■ **EXERCISE BRIEF**
Filter the entries and keep only the lines where the string "USDJPY" appears.

■ **ENTRIES**
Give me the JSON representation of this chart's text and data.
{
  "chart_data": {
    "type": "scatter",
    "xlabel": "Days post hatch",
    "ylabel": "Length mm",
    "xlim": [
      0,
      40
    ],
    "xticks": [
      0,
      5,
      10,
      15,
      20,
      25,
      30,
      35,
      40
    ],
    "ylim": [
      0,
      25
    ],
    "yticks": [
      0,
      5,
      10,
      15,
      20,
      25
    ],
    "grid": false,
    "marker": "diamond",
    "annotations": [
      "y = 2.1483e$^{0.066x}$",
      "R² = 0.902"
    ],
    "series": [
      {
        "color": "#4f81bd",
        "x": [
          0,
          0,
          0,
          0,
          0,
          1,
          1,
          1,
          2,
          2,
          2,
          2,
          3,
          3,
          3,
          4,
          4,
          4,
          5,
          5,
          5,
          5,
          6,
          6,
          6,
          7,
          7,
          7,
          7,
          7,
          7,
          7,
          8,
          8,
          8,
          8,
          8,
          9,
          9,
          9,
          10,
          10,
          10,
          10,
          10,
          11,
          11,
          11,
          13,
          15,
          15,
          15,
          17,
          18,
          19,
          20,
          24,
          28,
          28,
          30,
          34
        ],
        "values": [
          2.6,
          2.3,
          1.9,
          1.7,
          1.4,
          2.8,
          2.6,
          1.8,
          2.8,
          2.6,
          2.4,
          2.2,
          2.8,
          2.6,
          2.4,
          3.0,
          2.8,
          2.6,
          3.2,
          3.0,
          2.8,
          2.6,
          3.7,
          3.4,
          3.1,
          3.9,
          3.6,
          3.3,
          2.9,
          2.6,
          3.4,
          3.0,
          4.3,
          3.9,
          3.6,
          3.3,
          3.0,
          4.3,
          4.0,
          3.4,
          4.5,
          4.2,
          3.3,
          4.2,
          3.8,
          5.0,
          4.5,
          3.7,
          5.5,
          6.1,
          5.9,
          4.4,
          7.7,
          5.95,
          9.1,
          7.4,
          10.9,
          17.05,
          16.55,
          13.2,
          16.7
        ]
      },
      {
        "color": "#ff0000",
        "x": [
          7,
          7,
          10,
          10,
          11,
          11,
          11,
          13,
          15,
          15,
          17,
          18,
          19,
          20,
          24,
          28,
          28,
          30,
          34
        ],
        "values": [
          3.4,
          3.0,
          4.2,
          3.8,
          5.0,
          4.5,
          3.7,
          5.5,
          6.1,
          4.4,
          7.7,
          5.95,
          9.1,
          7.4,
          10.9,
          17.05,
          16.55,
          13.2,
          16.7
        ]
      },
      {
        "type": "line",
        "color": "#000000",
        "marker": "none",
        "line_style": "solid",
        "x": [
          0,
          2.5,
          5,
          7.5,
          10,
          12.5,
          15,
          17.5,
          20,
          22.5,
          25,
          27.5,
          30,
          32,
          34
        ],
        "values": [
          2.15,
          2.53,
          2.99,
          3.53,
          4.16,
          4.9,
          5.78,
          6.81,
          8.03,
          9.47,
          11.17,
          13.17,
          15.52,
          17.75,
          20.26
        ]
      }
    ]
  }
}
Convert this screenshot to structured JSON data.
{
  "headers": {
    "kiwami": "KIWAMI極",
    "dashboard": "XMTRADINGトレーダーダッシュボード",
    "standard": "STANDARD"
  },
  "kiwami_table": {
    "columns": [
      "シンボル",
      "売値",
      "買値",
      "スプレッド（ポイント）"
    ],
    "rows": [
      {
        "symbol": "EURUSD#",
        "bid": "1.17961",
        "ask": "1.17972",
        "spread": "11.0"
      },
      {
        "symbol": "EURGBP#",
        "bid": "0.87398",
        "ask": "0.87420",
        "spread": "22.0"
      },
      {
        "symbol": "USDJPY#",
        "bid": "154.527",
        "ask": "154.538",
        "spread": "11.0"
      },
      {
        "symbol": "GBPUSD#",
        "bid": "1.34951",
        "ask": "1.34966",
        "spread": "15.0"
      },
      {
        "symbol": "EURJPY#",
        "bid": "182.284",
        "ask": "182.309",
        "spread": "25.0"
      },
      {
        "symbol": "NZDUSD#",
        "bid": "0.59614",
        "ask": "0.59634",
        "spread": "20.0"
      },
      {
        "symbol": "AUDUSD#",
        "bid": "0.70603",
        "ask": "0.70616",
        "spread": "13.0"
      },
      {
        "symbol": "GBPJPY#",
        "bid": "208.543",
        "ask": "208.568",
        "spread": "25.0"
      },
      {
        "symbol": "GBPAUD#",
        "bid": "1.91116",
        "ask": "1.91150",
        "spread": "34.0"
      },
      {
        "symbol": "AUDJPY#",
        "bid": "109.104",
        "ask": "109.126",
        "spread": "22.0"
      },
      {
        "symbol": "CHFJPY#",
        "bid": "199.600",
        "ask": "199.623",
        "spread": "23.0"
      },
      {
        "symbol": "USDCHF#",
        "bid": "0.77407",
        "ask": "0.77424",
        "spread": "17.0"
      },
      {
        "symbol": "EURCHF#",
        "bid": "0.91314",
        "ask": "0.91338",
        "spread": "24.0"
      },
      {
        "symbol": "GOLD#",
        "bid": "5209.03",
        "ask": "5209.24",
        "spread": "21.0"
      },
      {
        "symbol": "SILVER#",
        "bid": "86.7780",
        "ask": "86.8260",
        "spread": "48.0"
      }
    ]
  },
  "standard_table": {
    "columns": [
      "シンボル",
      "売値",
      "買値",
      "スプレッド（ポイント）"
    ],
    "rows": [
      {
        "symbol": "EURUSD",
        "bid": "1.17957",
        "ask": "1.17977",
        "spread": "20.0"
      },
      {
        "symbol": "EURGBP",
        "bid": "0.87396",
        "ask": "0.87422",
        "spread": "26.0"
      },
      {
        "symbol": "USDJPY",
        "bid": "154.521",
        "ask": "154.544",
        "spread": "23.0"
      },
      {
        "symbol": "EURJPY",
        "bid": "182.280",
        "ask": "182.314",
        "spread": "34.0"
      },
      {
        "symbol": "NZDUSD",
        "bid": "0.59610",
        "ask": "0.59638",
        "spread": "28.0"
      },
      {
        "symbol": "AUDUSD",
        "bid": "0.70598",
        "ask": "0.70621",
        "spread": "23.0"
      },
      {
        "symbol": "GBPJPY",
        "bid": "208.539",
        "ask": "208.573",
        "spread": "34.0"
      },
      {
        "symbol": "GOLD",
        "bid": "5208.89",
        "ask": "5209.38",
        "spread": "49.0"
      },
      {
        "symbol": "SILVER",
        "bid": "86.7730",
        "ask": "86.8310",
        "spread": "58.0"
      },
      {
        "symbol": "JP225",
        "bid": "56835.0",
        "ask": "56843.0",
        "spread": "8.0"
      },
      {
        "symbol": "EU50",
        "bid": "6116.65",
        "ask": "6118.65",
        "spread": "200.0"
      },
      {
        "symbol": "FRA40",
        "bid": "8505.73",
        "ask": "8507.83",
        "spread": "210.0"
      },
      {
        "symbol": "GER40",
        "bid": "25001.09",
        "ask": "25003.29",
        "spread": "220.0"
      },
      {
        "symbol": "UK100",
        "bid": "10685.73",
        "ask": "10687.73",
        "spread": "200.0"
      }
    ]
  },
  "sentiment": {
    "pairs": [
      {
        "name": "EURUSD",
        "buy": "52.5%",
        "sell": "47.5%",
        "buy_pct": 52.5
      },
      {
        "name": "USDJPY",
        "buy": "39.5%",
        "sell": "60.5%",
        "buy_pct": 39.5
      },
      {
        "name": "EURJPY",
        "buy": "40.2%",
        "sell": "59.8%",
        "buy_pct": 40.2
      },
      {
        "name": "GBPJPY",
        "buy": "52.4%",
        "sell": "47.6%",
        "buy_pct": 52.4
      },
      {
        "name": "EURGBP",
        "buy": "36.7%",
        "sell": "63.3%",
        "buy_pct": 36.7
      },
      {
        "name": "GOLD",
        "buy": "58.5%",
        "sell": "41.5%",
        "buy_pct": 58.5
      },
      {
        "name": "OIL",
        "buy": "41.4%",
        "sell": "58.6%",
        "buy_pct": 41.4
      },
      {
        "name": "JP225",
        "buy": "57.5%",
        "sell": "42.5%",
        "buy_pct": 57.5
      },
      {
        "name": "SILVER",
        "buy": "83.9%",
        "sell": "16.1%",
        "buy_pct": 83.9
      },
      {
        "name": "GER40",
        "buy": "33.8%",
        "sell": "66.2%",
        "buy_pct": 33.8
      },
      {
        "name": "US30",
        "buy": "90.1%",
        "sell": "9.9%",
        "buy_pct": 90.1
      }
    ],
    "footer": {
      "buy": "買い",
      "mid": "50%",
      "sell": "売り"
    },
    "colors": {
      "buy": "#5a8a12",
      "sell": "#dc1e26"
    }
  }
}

■ **EXERCISE RESULT**
        "symbol": "USDJPY#",
        "symbol": "USDJPY",
        "name": "USDJPY",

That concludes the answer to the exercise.